INSTRUCTIONS TO FOLLOW.
Extract every line that contains the string "Time".
** begin EXERCISE MATERIALS **
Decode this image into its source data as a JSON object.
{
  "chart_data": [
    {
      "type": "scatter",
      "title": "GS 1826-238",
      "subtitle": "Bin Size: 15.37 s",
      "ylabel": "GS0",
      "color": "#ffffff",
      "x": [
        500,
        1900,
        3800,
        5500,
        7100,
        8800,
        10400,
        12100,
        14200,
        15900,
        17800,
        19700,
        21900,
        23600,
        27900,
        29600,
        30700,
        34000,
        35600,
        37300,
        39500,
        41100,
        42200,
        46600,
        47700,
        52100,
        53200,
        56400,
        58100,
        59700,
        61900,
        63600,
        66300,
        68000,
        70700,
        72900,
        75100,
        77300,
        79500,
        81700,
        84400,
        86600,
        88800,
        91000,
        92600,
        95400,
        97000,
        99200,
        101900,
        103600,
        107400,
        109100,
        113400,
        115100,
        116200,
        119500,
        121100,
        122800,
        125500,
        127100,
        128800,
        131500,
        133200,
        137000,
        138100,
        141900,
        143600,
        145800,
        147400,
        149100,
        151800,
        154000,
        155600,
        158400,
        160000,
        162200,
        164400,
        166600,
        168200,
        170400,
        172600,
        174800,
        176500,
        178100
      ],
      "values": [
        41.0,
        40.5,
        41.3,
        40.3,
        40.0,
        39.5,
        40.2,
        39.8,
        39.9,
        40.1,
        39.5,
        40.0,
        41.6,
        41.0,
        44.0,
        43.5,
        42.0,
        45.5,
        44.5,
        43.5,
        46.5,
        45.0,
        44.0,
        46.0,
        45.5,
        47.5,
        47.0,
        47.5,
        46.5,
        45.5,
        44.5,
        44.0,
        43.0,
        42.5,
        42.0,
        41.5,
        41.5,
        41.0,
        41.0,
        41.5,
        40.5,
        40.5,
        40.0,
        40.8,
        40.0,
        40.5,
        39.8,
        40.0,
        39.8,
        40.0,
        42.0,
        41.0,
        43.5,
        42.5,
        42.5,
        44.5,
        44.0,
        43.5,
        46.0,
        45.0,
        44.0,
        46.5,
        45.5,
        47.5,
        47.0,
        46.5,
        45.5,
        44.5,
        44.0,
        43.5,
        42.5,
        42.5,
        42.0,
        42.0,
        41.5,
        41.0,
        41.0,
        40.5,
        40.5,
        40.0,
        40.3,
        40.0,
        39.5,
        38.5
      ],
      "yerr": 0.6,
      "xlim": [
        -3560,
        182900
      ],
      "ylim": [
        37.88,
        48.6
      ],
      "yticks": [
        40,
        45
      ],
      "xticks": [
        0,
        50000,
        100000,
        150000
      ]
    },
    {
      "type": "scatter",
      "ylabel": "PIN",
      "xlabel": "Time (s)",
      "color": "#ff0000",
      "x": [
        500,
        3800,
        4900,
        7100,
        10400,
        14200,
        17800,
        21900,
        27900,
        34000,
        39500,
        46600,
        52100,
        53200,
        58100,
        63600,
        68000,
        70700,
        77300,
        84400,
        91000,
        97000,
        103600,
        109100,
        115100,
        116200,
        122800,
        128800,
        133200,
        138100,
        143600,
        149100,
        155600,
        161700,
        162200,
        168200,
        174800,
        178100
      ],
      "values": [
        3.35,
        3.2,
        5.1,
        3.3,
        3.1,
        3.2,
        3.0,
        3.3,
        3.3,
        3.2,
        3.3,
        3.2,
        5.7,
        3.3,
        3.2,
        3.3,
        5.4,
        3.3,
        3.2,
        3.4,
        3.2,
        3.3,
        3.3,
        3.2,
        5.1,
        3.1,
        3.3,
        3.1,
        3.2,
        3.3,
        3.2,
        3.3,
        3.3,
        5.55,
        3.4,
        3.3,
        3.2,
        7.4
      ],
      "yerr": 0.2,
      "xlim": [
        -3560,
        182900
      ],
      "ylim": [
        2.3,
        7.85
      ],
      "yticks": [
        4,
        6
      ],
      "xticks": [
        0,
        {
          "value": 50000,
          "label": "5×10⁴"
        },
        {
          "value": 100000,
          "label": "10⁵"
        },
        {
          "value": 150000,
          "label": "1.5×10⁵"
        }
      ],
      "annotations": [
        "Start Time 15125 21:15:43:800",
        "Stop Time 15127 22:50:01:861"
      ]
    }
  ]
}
** end EXERCISE MATERIALS **
ANSWER TO THE EXERCISE.
      "xlabel": "Time (s)",
        "Start Time 15125 21:15:43:800",
        "Stop Time 15127 22:50:01:861"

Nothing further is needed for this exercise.